------ AVAILABLE RECORDS ------

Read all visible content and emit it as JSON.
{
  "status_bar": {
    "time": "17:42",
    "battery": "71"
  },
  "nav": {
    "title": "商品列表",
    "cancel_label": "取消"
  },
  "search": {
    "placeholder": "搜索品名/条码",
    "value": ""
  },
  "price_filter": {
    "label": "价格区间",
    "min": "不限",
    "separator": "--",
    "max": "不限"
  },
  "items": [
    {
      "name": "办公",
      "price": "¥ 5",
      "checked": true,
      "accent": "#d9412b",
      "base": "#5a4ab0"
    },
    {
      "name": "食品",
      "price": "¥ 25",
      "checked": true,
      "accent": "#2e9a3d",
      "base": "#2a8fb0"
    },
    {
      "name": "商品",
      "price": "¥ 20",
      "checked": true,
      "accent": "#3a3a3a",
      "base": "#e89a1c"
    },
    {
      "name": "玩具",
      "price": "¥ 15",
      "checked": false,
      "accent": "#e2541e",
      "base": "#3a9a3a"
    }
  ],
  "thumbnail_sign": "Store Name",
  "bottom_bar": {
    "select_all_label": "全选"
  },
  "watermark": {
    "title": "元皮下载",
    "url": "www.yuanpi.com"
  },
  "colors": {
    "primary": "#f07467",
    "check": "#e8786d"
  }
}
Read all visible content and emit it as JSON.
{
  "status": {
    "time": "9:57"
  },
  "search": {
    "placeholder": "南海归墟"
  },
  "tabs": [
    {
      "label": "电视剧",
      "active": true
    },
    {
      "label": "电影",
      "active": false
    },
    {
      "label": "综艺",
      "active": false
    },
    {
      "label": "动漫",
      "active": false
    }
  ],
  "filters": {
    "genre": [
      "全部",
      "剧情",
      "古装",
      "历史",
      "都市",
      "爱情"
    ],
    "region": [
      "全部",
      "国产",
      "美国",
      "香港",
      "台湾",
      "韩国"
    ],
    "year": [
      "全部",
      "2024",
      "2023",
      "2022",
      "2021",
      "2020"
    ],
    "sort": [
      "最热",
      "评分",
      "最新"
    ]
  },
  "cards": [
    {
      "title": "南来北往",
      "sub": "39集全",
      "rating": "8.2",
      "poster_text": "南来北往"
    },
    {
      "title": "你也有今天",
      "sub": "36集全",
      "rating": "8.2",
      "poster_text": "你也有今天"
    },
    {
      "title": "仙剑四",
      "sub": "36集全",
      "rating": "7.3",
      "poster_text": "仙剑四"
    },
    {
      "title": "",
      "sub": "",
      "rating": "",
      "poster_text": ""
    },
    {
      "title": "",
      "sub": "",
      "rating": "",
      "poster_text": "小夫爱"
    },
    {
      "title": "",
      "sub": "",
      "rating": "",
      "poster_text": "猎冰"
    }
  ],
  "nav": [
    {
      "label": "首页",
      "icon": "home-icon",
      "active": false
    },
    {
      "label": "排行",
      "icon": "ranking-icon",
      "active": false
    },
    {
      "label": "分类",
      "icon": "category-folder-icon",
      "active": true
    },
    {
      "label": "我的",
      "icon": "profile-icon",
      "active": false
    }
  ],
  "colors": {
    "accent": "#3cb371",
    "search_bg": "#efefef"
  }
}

------

| DO THIS |
Extract all of the data exactly as written.

| COMPLETE ANSWER |
Read all visible content and emit it as JSON.
{
  "status_bar": {
    "time": "17:42",
    "battery": "71"
  },
  "nav": {
    "title": "商品列表",
    "cancel_label": "取消"
  },
  "search": {
    "placeholder": "搜索品名/条码",
    "value": ""
  },
  "price_filter": {
    "label": "价格区间",
    "min": "不限",
    "separator": "--",
    "max": "不限"
  },
  "items": [
    {
      "name": "办公",
      "price": "¥ 5",
      "checked": true,
      "accent": "#d9412b",
      "base": "#5a4ab0"
    },
    {
      "name": "食品",
      "price": "¥ 25",
      "checked": true,
      "accent": "#2e9a3d",
      "base": "#2a8fb0"
    },
    {
      "name": "商品",
      "price": "¥ 20",
      "checked": true,
      "accent": "#3a3a3a",
      "base": "#e89a1c"
    },
    {
      "name": "玩具",
      "price": "¥ 15",
      "checked": false,
      "accent": "#e2541e",
      "base": "#3a9a3a"
    }
  ],
  "thumbnail_sign": "Store Name",
  "bottom_bar": {
    "select_all_label": "全选"
  },
  "watermark": {
    "title": "元皮下载",
    "url": "www.yuanpi.com"
  },
  "colors": {
    "primary": "#f07467",
    "check": "#e8786d"
  }
}
Read all visible content and emit it as JSON.
{
  "status": {
    "time": "9:57"
  },
  "search": {
    "placeholder": "南海归墟"
  },
  "tabs": [
    {
      "label": "电视剧",
      "active": true
    },
    {
      "label": "电影",
      "active": false
    },
    {
      "label": "综艺",
      "active": false
    },
    {
      "label": "动漫",
      "active": false
    }
  ],
  "filters": {
    "genre": [
      "全部",
      "剧情",
      "古装",
      "历史",
      "都市",
      "爱情"
    ],
    "region": [
      "全部",
      "国产",
      "美国",
      "香港",
      "台湾",
      "韩国"
    ],
    "year": [
      "全部",
      "2024",
      "2023",
      "2022",
      "2021",
      "2020"
    ],
    "sort": [
      "最热",
      "评分",
      "最新"
    ]
  },
  "cards": [
    {
      "title": "南来北往",
      "sub": "39集全",
      "rating": "8.2",
      "poster_text": "南来北往"
    },
    {
      "title": "你也有今天",
      "sub": "36集全",
      "rating": "8.2",
      "poster_text": "你也有今天"
    },
    {
      "title": "仙剑四",
      "sub": "36集全",
      "rating": "7.3",
      "poster_text": "仙剑四"
    },
    {
      "title": "",
      "sub": "",
      "rating": "",
      "poster_text": ""
    },
    {
      "title": "",
      "sub": "",
      "rating": "",
      "poster_text": "小夫爱"
    },
    {
      "title": "",
      "sub": "",
      "rating": "",
      "poster_text": "猎冰"
    }
  ],
  "nav": [
    {
      "label": "首页",
      "icon": "home-icon",
      "active": false
    },
    {
      "label": "排行",
      "icon": "ranking-icon",
      "active": false
    },
    {
      "label": "分类",
      "icon": "category-folder-icon",
      "active": true
    },
    {
      "label": "我的",
      "icon": "profile-icon",
      "active": false
    }
  ],
  "colors": {
    "accent": "#3cb371",
    "search_bg": "#efefef"
  }
}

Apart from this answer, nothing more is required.